> _Given records_
____
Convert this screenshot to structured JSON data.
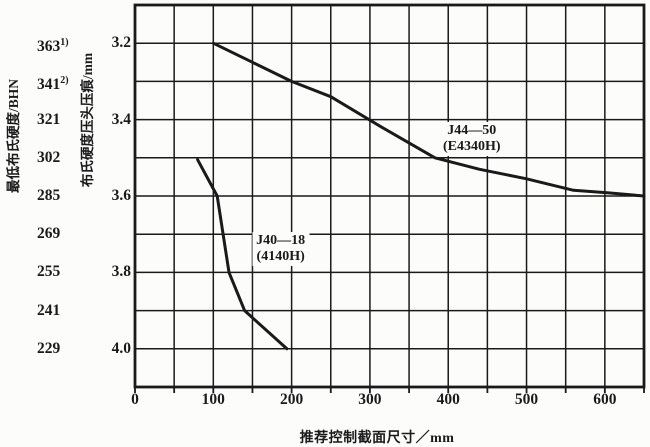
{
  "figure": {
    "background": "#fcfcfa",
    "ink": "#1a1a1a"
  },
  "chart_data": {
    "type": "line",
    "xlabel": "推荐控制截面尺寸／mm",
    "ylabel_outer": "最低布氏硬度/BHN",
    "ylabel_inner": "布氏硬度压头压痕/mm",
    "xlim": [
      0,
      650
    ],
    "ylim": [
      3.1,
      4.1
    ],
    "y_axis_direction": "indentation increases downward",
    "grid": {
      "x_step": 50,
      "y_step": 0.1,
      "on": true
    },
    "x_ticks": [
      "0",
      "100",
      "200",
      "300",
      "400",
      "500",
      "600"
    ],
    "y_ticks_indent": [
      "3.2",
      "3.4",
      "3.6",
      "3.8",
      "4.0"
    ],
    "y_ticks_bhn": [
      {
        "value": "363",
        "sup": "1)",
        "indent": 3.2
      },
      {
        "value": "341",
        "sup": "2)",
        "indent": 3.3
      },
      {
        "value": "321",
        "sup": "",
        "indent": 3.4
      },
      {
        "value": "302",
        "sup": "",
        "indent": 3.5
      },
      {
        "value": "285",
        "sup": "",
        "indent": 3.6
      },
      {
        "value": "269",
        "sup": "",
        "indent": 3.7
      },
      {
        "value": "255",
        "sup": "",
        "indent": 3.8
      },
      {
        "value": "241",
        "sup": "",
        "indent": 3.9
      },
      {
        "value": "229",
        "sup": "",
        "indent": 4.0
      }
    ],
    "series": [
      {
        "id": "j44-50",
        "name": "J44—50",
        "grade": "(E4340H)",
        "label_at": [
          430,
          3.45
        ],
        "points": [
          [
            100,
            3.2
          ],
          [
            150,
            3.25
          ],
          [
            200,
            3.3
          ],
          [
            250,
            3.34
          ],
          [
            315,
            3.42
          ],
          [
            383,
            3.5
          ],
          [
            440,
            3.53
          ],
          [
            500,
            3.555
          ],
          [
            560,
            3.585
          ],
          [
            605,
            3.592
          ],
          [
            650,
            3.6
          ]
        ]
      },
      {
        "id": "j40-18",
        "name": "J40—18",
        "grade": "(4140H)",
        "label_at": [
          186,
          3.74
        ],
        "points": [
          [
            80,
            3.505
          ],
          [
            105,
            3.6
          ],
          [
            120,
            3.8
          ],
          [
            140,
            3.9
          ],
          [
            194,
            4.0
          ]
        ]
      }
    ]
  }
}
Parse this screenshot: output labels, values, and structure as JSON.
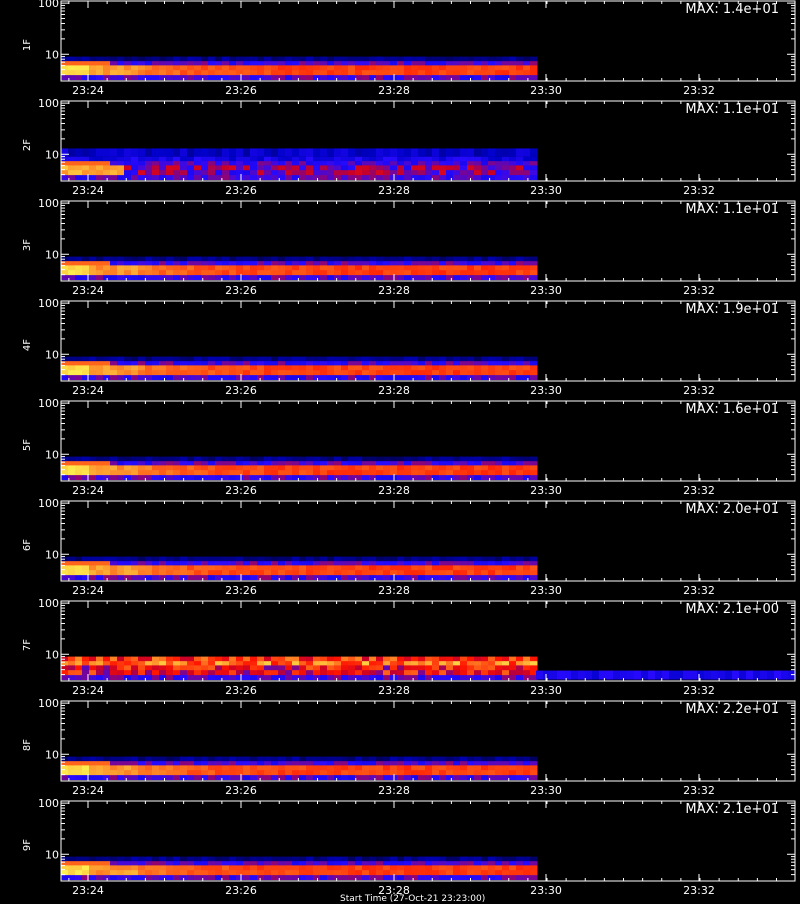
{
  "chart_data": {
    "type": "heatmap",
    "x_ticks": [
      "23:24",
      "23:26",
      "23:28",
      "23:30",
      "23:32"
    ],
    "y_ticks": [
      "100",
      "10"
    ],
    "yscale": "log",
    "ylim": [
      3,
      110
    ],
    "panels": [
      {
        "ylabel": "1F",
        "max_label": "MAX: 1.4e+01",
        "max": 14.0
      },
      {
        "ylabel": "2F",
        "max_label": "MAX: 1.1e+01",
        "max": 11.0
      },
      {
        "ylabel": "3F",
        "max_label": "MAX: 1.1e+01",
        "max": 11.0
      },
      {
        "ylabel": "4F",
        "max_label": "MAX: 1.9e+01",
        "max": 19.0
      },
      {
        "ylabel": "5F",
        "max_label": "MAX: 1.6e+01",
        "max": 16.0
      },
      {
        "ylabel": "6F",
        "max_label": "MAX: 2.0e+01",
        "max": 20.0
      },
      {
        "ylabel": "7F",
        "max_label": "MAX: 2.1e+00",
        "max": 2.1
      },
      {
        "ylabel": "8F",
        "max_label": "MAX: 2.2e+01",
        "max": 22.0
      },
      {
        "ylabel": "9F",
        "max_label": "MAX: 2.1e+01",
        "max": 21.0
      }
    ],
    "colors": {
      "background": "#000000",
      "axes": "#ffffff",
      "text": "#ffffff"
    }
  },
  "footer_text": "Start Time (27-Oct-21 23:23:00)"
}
____
> _Set exercise_
Your task is to output exactly the lines from the line containing "Parse this screenshot: output" through the last line, inclusive, leaving every picture out.

> _Answer to the problem_
Parse this screenshot: output labels, values, and structure as JSON.
{
  "chart_data": {
    "type": "heatmap",
    "x_ticks": [
      "23:24",
      "23:26",
      "23:28",
      "23:30",
      "23:32"
    ],
    "y_ticks": [
      "100",
      "10"
    ],
    "yscale": "log",
    "ylim": [
      3,
      110
    ],
    "panels": [
      {
        "ylabel": "1F",
        "max_label": "MAX: 1.4e+01",
        "max": 14.0
      },
      {
        "ylabel": "2F",
        "max_label": "MAX: 1.1e+01",
        "max": 11.0
      },
      {
        "ylabel": "3F",
        "max_label": "MAX: 1.1e+01",
        "max": 11.0
      },
      {
        "ylabel": "4F",
        "max_label": "MAX: 1.9e+01",
        "max": 19.0
      },
      {
        "ylabel": "5F",
        "max_label": "MAX: 1.6e+01",
        "max": 16.0
      },
      {
        "ylabel": "6F",
        "max_label": "MAX: 2.0e+01",
        "max": 20.0
      },
      {
        "ylabel": "7F",
        "max_label": "MAX: 2.1e+00",
        "max": 2.1
      },
      {
        "ylabel": "8F",
        "max_label": "MAX: 2.2e+01",
        "max": 22.0
      },
      {
        "ylabel": "9F",
        "max_label": "MAX: 2.1e+01",
        "max": 21.0
      }
    ],
    "colors": {
      "background": "#000000",
      "axes": "#ffffff",
      "text": "#ffffff"
    }
  },
  "footer_text": "Start Time (27-Oct-21 23:23:00)"
}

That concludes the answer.